• **Problem to work on**
Count how many lines of the data below contain the string "into"; the reply should be that number alone.

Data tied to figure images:
════════

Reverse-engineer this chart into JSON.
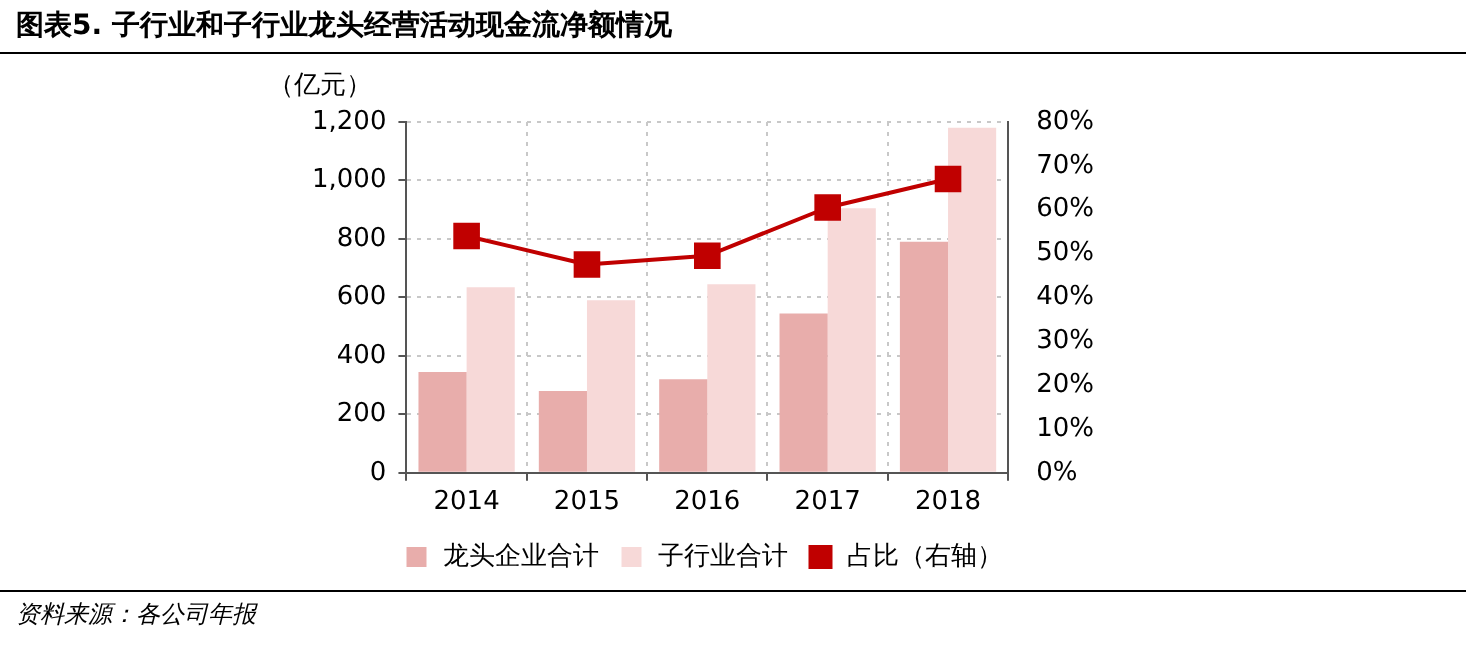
{
  "chart_data": {
    "type": "bar",
    "title": "图表5. 子行业和子行业龙头经营活动现金流净额情况",
    "ylabel": "（亿元）",
    "categories": [
      "2014",
      "2015",
      "2016",
      "2017",
      "2018"
    ],
    "series": [
      {
        "name": "龙头企业合计",
        "color": "#e8adab",
        "values": [
          345,
          280,
          320,
          545,
          790
        ]
      },
      {
        "name": "子行业合计",
        "color": "#f7d9d8",
        "values": [
          635,
          590,
          645,
          905,
          1180
        ]
      },
      {
        "name": "占比（右轴）",
        "type": "line",
        "axis": "y2",
        "color": "#c00000",
        "values": [
          54,
          47.5,
          49.5,
          60.5,
          67
        ]
      }
    ],
    "ylim": [
      0,
      1200
    ],
    "yticks": [
      0,
      {
        "value": 200,
        "label": "200"
      },
      {
        "value": 400,
        "label": "400"
      },
      {
        "value": 600,
        "label": "600"
      },
      {
        "value": 800,
        "label": "800"
      },
      {
        "value": 1000,
        "label": "1,000"
      },
      {
        "value": 1200,
        "label": "1,200"
      }
    ],
    "y2lim": [
      0,
      80
    ],
    "y2ticks": [
      {
        "value": 0,
        "label": "0%"
      },
      {
        "value": 10,
        "label": "10%"
      },
      {
        "value": 20,
        "label": "20%"
      },
      {
        "value": 30,
        "label": "30%"
      },
      {
        "value": 40,
        "label": "40%"
      },
      {
        "value": 50,
        "label": "50%"
      },
      {
        "value": 60,
        "label": "60%"
      },
      {
        "value": 70,
        "label": "70%"
      },
      {
        "value": 80,
        "label": "80%"
      }
    ],
    "grid": true,
    "legend": "bottom",
    "marker": "square",
    "line_style": "solid",
    "annotations": [
      "资料来源：各公司年报"
    ]
  }
}
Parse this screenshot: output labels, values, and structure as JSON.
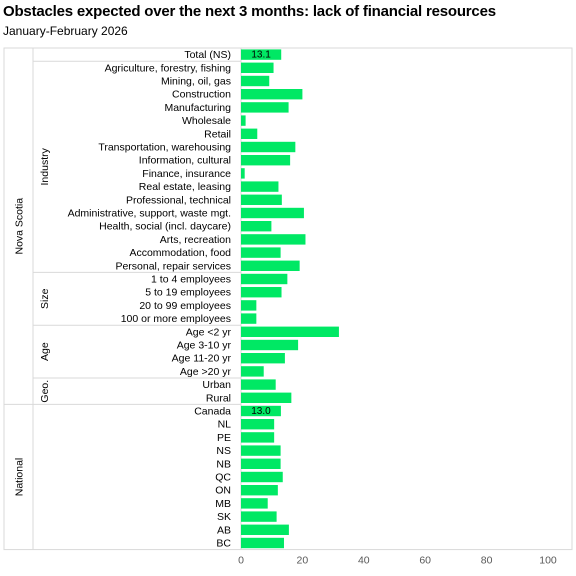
{
  "chart_data": {
    "type": "bar",
    "orientation": "horizontal",
    "title": "Obstacles expected over the next 3 months:  lack of financial resources",
    "subtitle": "January-February  2026",
    "xlim": [
      0,
      100
    ],
    "xticks": [
      "0",
      "20",
      "40",
      "60",
      "80",
      "100"
    ],
    "grid": false,
    "bar_color": "#00e864",
    "categories": [
      "Total (NS)",
      "Agriculture, forestry, fishing",
      "Mining, oil, gas",
      "Construction",
      "Manufacturing",
      "Wholesale",
      "Retail",
      "Transportation, warehousing",
      "Information, cultural",
      "Finance, insurance",
      "Real estate, leasing",
      "Professional, technical",
      "Administrative, support, waste mgt.",
      "Health, social (incl. daycare)",
      "Arts, recreation",
      "Accommodation, food",
      "Personal, repair services",
      "1 to 4 employees",
      "5 to 19 employees",
      "20 to 99 employees",
      "100 or more employees",
      "Age <2 yr",
      "Age 3-10 yr",
      "Age 11-20 yr",
      "Age >20 yr",
      "Urban",
      "Rural",
      "Canada",
      "NL",
      "PE",
      "NS",
      "NB",
      "QC",
      "ON",
      "MB",
      "SK",
      "AB",
      "BC"
    ],
    "values": [
      13.1,
      10.6,
      9.2,
      20.0,
      15.5,
      1.5,
      5.3,
      17.7,
      16.0,
      1.2,
      12.2,
      13.3,
      20.5,
      9.9,
      21.0,
      12.9,
      19.1,
      15.1,
      13.2,
      5.0,
      5.0,
      31.9,
      18.6,
      14.3,
      7.4,
      11.3,
      16.4,
      13.0,
      10.8,
      10.8,
      12.9,
      12.9,
      13.6,
      12.0,
      8.7,
      11.6,
      15.6,
      14.0
    ],
    "data_labels": [
      {
        "index": 0,
        "text": "13.1"
      },
      {
        "index": 27,
        "text": "13.0"
      }
    ],
    "groups": [
      {
        "label": "Nova Scotia",
        "level": "outer",
        "start": 0,
        "end": 26
      },
      {
        "label": "Industry",
        "level": "inner",
        "start": 1,
        "end": 16
      },
      {
        "label": "Size",
        "level": "inner",
        "start": 17,
        "end": 20
      },
      {
        "label": "Age",
        "level": "inner",
        "start": 21,
        "end": 24
      },
      {
        "label": "Geo.",
        "level": "inner",
        "start": 25,
        "end": 26
      },
      {
        "label": "National",
        "level": "outer",
        "start": 27,
        "end": 37
      }
    ]
  }
}
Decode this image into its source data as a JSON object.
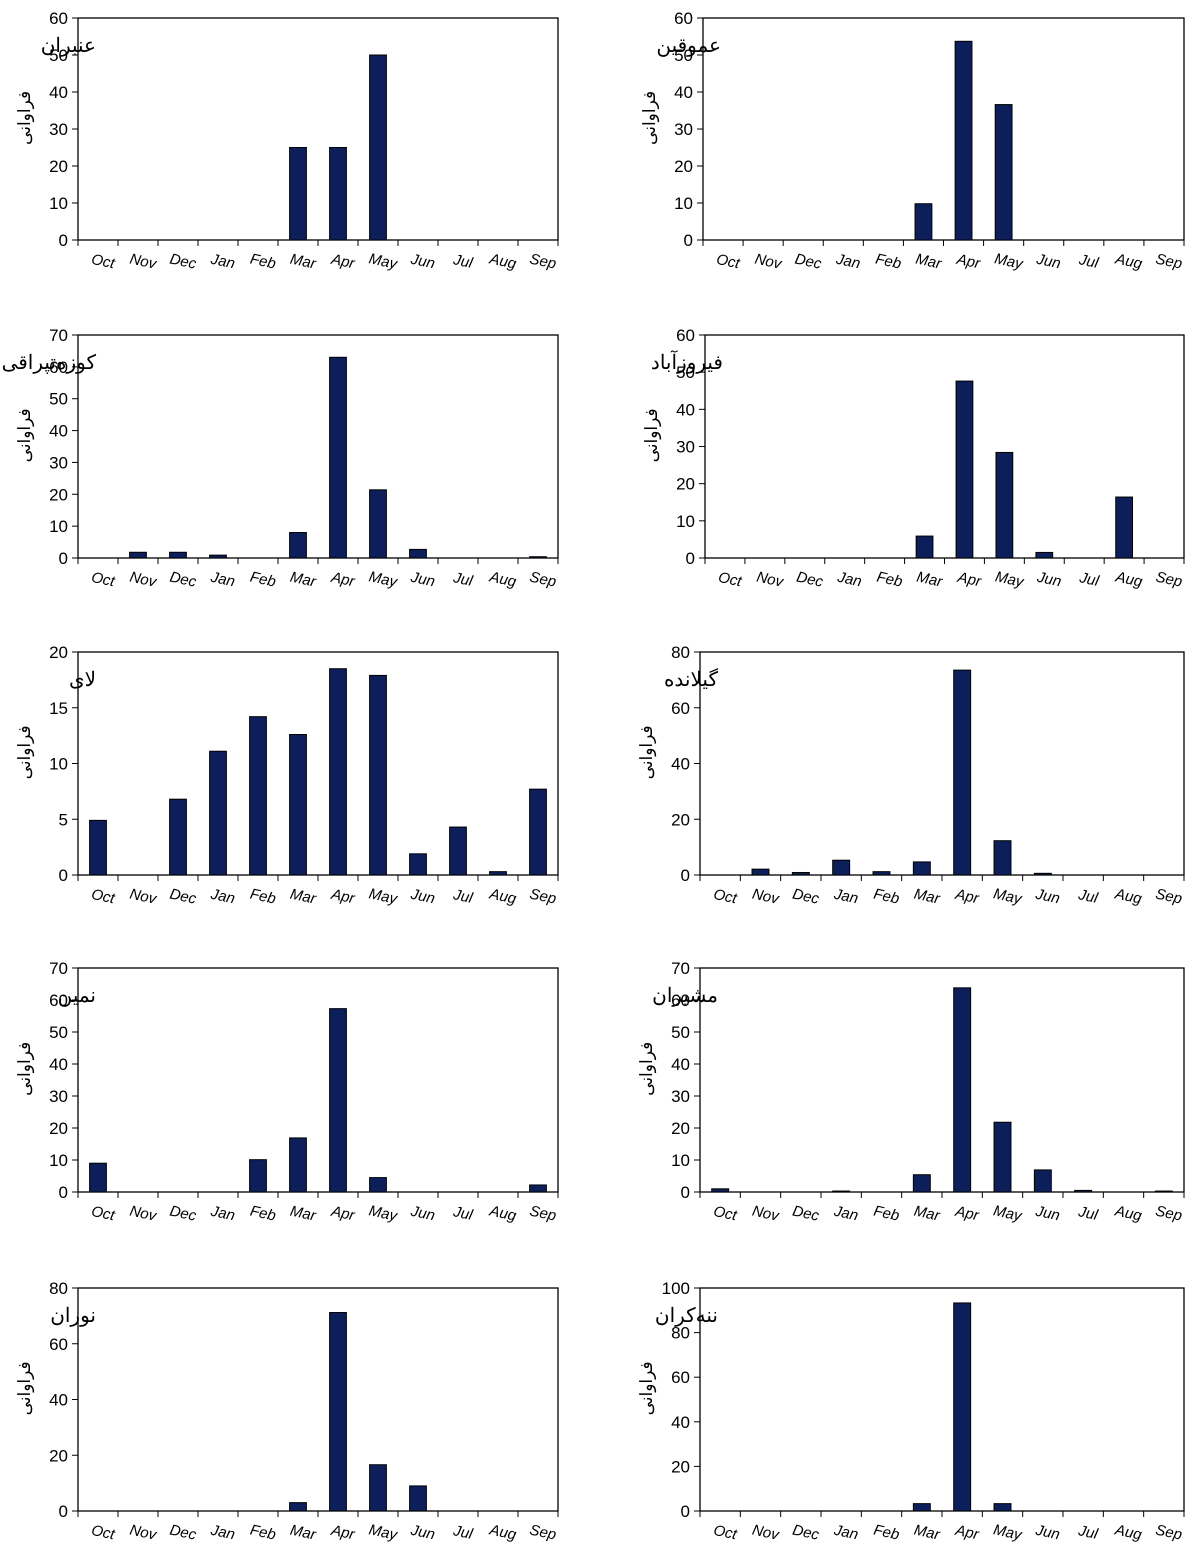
{
  "chart_data": [
    {
      "type": "bar",
      "title": "عنبران",
      "ylabel": "فراوانی",
      "ylim": [
        0,
        60
      ],
      "yticks": [
        0,
        10,
        20,
        30,
        40,
        50,
        60
      ],
      "categories": [
        "Oct",
        "Nov",
        "Dec",
        "Jan",
        "Feb",
        "Mar",
        "Apr",
        "May",
        "Jun",
        "Jul",
        "Aug",
        "Sep"
      ],
      "values": [
        0,
        0,
        0,
        0,
        0,
        25,
        25,
        50,
        0,
        0,
        0,
        0
      ]
    },
    {
      "type": "bar",
      "title": "عموقین",
      "ylabel": "فراوانی",
      "ylim": [
        0,
        60
      ],
      "yticks": [
        0,
        10,
        20,
        30,
        40,
        50,
        60
      ],
      "categories": [
        "Oct",
        "Nov",
        "Dec",
        "Jan",
        "Feb",
        "Mar",
        "Apr",
        "May",
        "Jun",
        "Jul",
        "Aug",
        "Sep"
      ],
      "values": [
        0,
        0,
        0,
        0,
        0,
        9.8,
        53.7,
        36.6,
        0,
        0,
        0,
        0
      ]
    },
    {
      "type": "bar",
      "title": "کوزه‌تپراقی",
      "ylabel": "فراوانی",
      "ylim": [
        0,
        70
      ],
      "yticks": [
        0,
        10,
        20,
        30,
        40,
        50,
        60,
        70
      ],
      "categories": [
        "Oct",
        "Nov",
        "Dec",
        "Jan",
        "Feb",
        "Mar",
        "Apr",
        "May",
        "Jun",
        "Jul",
        "Aug",
        "Sep"
      ],
      "values": [
        0,
        1.8,
        1.8,
        0.9,
        0,
        8,
        63,
        21.4,
        2.7,
        0,
        0,
        0.4
      ]
    },
    {
      "type": "bar",
      "title": "فیروزآباد",
      "ylabel": "فراوانی",
      "ylim": [
        0,
        60
      ],
      "yticks": [
        0,
        10,
        20,
        30,
        40,
        50,
        60
      ],
      "categories": [
        "Oct",
        "Nov",
        "Dec",
        "Jan",
        "Feb",
        "Mar",
        "Apr",
        "May",
        "Jun",
        "Jul",
        "Aug",
        "Sep"
      ],
      "values": [
        0,
        0,
        0,
        0,
        0,
        5.9,
        47.6,
        28.4,
        1.5,
        0,
        16.4,
        0
      ]
    },
    {
      "type": "bar",
      "title": "لای",
      "ylabel": "فراوانی",
      "ylim": [
        0,
        20
      ],
      "yticks": [
        0,
        5,
        10,
        15,
        20
      ],
      "categories": [
        "Oct",
        "Nov",
        "Dec",
        "Jan",
        "Feb",
        "Mar",
        "Apr",
        "May",
        "Jun",
        "Jul",
        "Aug",
        "Sep"
      ],
      "values": [
        4.9,
        0,
        6.8,
        11.1,
        14.2,
        12.6,
        18.5,
        17.9,
        1.9,
        4.3,
        0.3,
        7.7
      ]
    },
    {
      "type": "bar",
      "title": "گیلانده",
      "ylabel": "فراوانی",
      "ylim": [
        0,
        80
      ],
      "yticks": [
        0,
        20,
        40,
        60,
        80
      ],
      "categories": [
        "Oct",
        "Nov",
        "Dec",
        "Jan",
        "Feb",
        "Mar",
        "Apr",
        "May",
        "Jun",
        "Jul",
        "Aug",
        "Sep"
      ],
      "values": [
        0,
        2.1,
        0.9,
        5.3,
        1.2,
        4.7,
        73.5,
        12.3,
        0.6,
        0,
        0,
        0
      ]
    },
    {
      "type": "bar",
      "title": "نمین",
      "ylabel": "فراوانی",
      "ylim": [
        0,
        70
      ],
      "yticks": [
        0,
        10,
        20,
        30,
        40,
        50,
        60,
        70
      ],
      "categories": [
        "Oct",
        "Nov",
        "Dec",
        "Jan",
        "Feb",
        "Mar",
        "Apr",
        "May",
        "Jun",
        "Jul",
        "Aug",
        "Sep"
      ],
      "values": [
        9,
        0,
        0,
        0,
        10.1,
        16.9,
        57.3,
        4.5,
        0,
        0,
        0,
        2.2
      ]
    },
    {
      "type": "bar",
      "title": "مشیران",
      "ylabel": "فراوانی",
      "ylim": [
        0,
        70
      ],
      "yticks": [
        0,
        10,
        20,
        30,
        40,
        50,
        60,
        70
      ],
      "categories": [
        "Oct",
        "Nov",
        "Dec",
        "Jan",
        "Feb",
        "Mar",
        "Apr",
        "May",
        "Jun",
        "Jul",
        "Aug",
        "Sep"
      ],
      "values": [
        1,
        0,
        0,
        0.3,
        0,
        5.4,
        63.8,
        21.8,
        6.9,
        0.5,
        0,
        0.3
      ]
    },
    {
      "type": "bar",
      "title": "نوران",
      "ylabel": "فراوانی",
      "ylim": [
        0,
        80
      ],
      "yticks": [
        0,
        20,
        40,
        60,
        80
      ],
      "categories": [
        "Oct",
        "Nov",
        "Dec",
        "Jan",
        "Feb",
        "Mar",
        "Apr",
        "May",
        "Jun",
        "Jul",
        "Aug",
        "Sep"
      ],
      "values": [
        0,
        0,
        0,
        0,
        0,
        3,
        71.2,
        16.6,
        9,
        0,
        0,
        0
      ]
    },
    {
      "type": "bar",
      "title": "ننه‌کران",
      "ylabel": "فراوانی",
      "ylim": [
        0,
        100
      ],
      "yticks": [
        0,
        20,
        40,
        60,
        80,
        100
      ],
      "categories": [
        "Oct",
        "Nov",
        "Dec",
        "Jan",
        "Feb",
        "Mar",
        "Apr",
        "May",
        "Jun",
        "Jul",
        "Aug",
        "Sep"
      ],
      "values": [
        0,
        0,
        0,
        0,
        0,
        3.3,
        93.3,
        3.3,
        0,
        0,
        0,
        0
      ]
    }
  ],
  "colors": {
    "bar_fill": "#0c1f5a",
    "bar_stroke": "#000000",
    "axis": "#000000"
  }
}
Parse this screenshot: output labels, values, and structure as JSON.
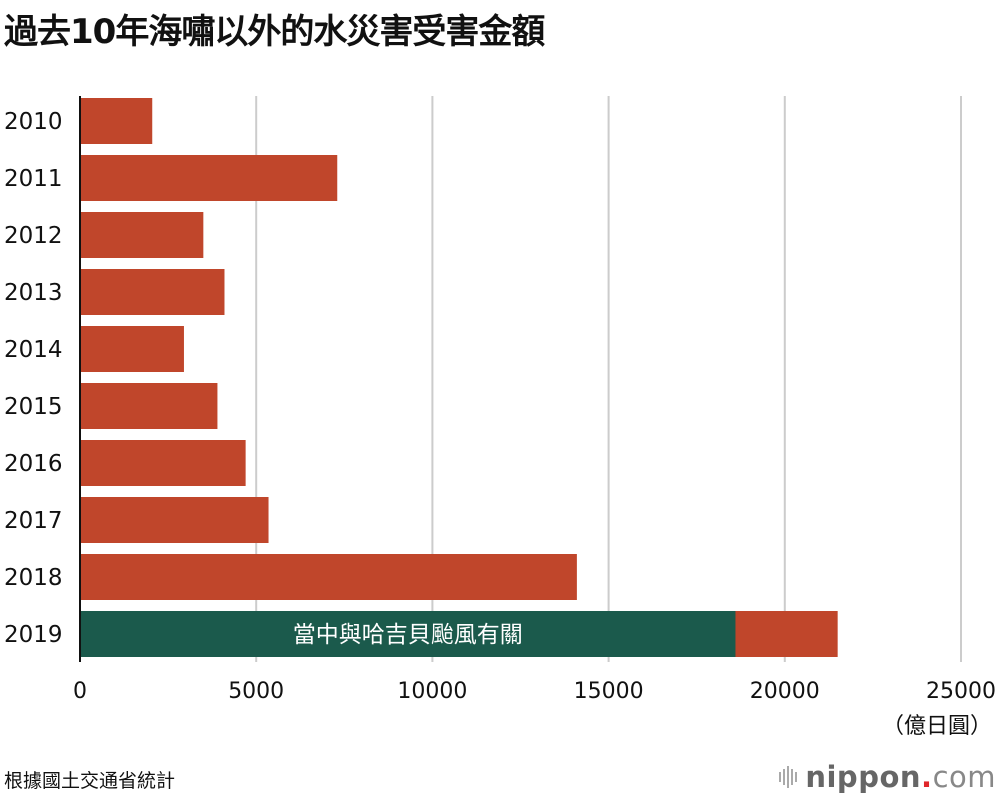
{
  "chart_data": {
    "type": "bar",
    "orientation": "horizontal",
    "title": "過去10年海嘯以外的水災害受害金額",
    "categories": [
      "2010",
      "2011",
      "2012",
      "2013",
      "2014",
      "2015",
      "2016",
      "2017",
      "2018",
      "2019"
    ],
    "values": [
      2050,
      7300,
      3500,
      4100,
      2950,
      3900,
      4700,
      5350,
      14100,
      21500
    ],
    "highlight": {
      "category": "2019",
      "value": 18600,
      "label": "當中與哈吉貝颱風有關",
      "color": "#1b5a4c"
    },
    "bar_color": "#c0462b",
    "xlim": [
      0,
      25000
    ],
    "xticks": [
      "0",
      "5000",
      "10000",
      "15000",
      "20000",
      "25000"
    ],
    "xtick_values": [
      0,
      5000,
      10000,
      15000,
      20000,
      25000
    ],
    "unit_label": "（億日圓）",
    "grid": true
  },
  "footer": {
    "source": "根據國土交通省統計",
    "logo_text": "nippon",
    "logo_dot": ".",
    "logo_suffix": "com"
  }
}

════════

• **Complete response**
2